WHAT IS BEING ASKED
From the listing below, extract each line containing the string "close".

********************

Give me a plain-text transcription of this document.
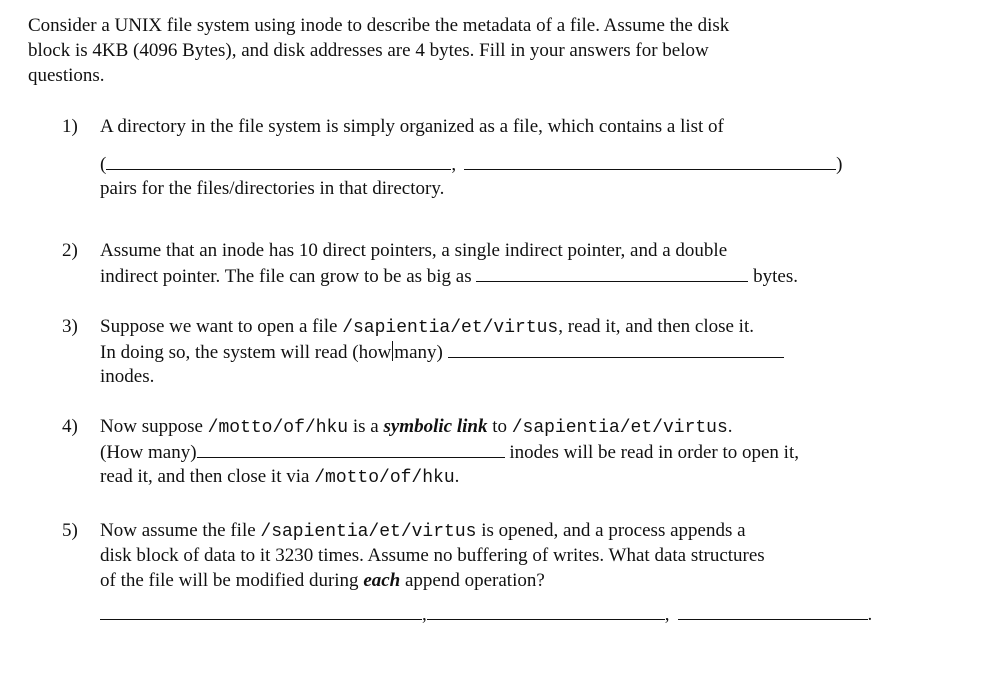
Consider a UNIX file system using inode to describe the metadata of a file. Assume the disk
block is 4KB (4096 Bytes), and disk addresses are 4 bytes. Fill in your answers for below
questions.
1) A directory in the file system is simply organized as a file, which contains a list of
(	,	)
pairs for the files/directories in that directory.
2) Assume that an inode has 10 direct pointers, a single indirect pointer, and a double
indirect pointer. The file can grow to be as big as	bytes.
3) Suppose we want to open a file /sapientia/et/virtus, read it, and then close it.
In doing so, the system will read (how many)
inodes.
4) Now suppose /motto/of/hku is a symbolic link to /sapientia/et/virtus.
(How many)	inodes will be read in order to open it,
read it, and then close it via /motto/of/hku.
5) Now assume the file /sapientia/et/virtus is opened, and a process appends a
disk block of data to it 3230 times. Assume no buffering of writes. What data structures
of the file will be modified during each append operation?
,	,	.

********************

OUTPUT FOR THIS TASK
3) Suppose we want to open a file /sapientia/et/virtus, read it, and then close it.
read it, and then close it via /motto/of/hku.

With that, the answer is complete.